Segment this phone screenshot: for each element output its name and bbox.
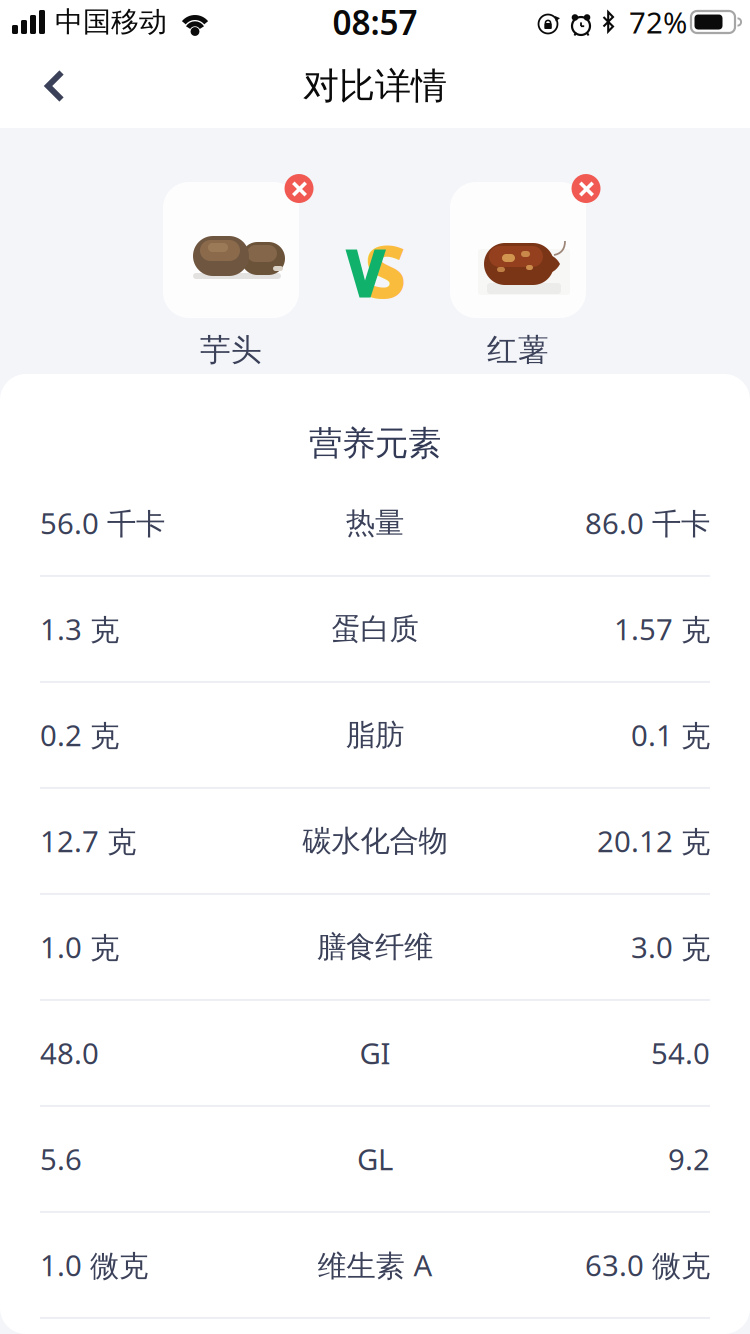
button[interactable]: 移除 芋头 xyxy=(284,174,314,203)
staticText: GI xyxy=(360,1034,390,1072)
staticText: 红薯 xyxy=(487,331,549,369)
staticText: 热量 xyxy=(346,505,404,541)
staticText: S xyxy=(364,223,406,318)
staticText: 蛋白质 xyxy=(332,611,418,647)
staticText: 营养元素 xyxy=(309,423,441,464)
staticText: 3.0 克 xyxy=(631,928,710,966)
staticText: 0.1 克 xyxy=(631,716,710,754)
staticText: 对比详情 xyxy=(303,64,447,108)
staticText: 1.3 克 xyxy=(40,610,119,648)
staticText: GL xyxy=(357,1140,393,1178)
staticText: 维生素 A xyxy=(318,1246,432,1284)
staticText: 脂肪 xyxy=(346,717,404,753)
staticText: 12.7 克 xyxy=(40,822,136,860)
button[interactable]: 移除 红薯 xyxy=(572,174,600,203)
staticText: 48.0 xyxy=(40,1034,99,1072)
staticText: 08:57 xyxy=(332,0,418,44)
staticText: 9.2 xyxy=(668,1140,710,1178)
button[interactable]: 返回 xyxy=(11,42,99,130)
staticText: 0.2 克 xyxy=(40,716,119,754)
staticText: 中国移动 xyxy=(55,5,167,39)
staticText: 86.0 千卡 xyxy=(585,504,710,542)
staticText: 膳食纤维 xyxy=(317,929,433,965)
staticText: 56.0 千卡 xyxy=(40,504,165,542)
staticText: 63.0 微克 xyxy=(585,1246,710,1284)
staticText: 1.0 微克 xyxy=(40,1246,148,1284)
staticText: 1.0 克 xyxy=(40,928,119,966)
staticText: 5.6 xyxy=(40,1140,82,1178)
staticText: 1.57 克 xyxy=(614,610,710,648)
staticText: 芋头 xyxy=(200,331,262,369)
staticText: 54.0 xyxy=(651,1034,710,1072)
staticText: 72% xyxy=(629,2,687,42)
staticText: 20.12 克 xyxy=(597,822,710,860)
staticText: 碳水化合物 xyxy=(302,823,448,859)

....................

** Task details **
Copy the data above line for line, leaving out the pictures.

** Task result **
Segment this phone screenshot: for each element output its name and bbox.
button[interactable]: 移除 芋头 xyxy=(284,174,314,203)
staticText: GI xyxy=(360,1034,390,1072)
staticText: 红薯 xyxy=(487,331,549,369)
staticText: 热量 xyxy=(346,505,404,541)
staticText: S xyxy=(364,223,406,318)
staticText: 蛋白质 xyxy=(332,611,418,647)
staticText: 营养元素 xyxy=(309,423,441,464)
staticText: 3.0 克 xyxy=(631,928,710,966)
staticText: 0.1 克 xyxy=(631,716,710,754)
staticText: 对比详情 xyxy=(303,64,447,108)
staticText: 1.3 克 xyxy=(40,610,119,648)
staticText: GL xyxy=(357,1140,393,1178)
staticText: 维生素 A xyxy=(318,1246,432,1284)
staticText: 脂肪 xyxy=(346,717,404,753)
staticText: 12.7 克 xyxy=(40,822,136,860)
button[interactable]: 移除 红薯 xyxy=(572,174,600,203)
staticText: 48.0 xyxy=(40,1034,99,1072)
staticText: 08:57 xyxy=(332,0,418,44)
staticText: 9.2 xyxy=(668,1140,710,1178)
button[interactable]: 返回 xyxy=(11,42,99,130)
staticText: 0.2 克 xyxy=(40,716,119,754)
staticText: 中国移动 xyxy=(55,5,167,39)
staticText: 86.0 千卡 xyxy=(585,504,710,542)
staticText: 膳食纤维 xyxy=(317,929,433,965)
staticText: 56.0 千卡 xyxy=(40,504,165,542)
staticText: 63.0 微克 xyxy=(585,1246,710,1284)
staticText: 1.0 微克 xyxy=(40,1246,148,1284)
staticText: 1.0 克 xyxy=(40,928,119,966)
staticText: 5.6 xyxy=(40,1140,82,1178)
staticText: 1.57 克 xyxy=(614,610,710,648)
staticText: 芋头 xyxy=(200,331,262,369)
staticText: 54.0 xyxy=(651,1034,710,1072)
staticText: 72% xyxy=(629,2,687,42)
staticText: 20.12 克 xyxy=(597,822,710,860)
staticText: 碳水化合物 xyxy=(302,823,448,859)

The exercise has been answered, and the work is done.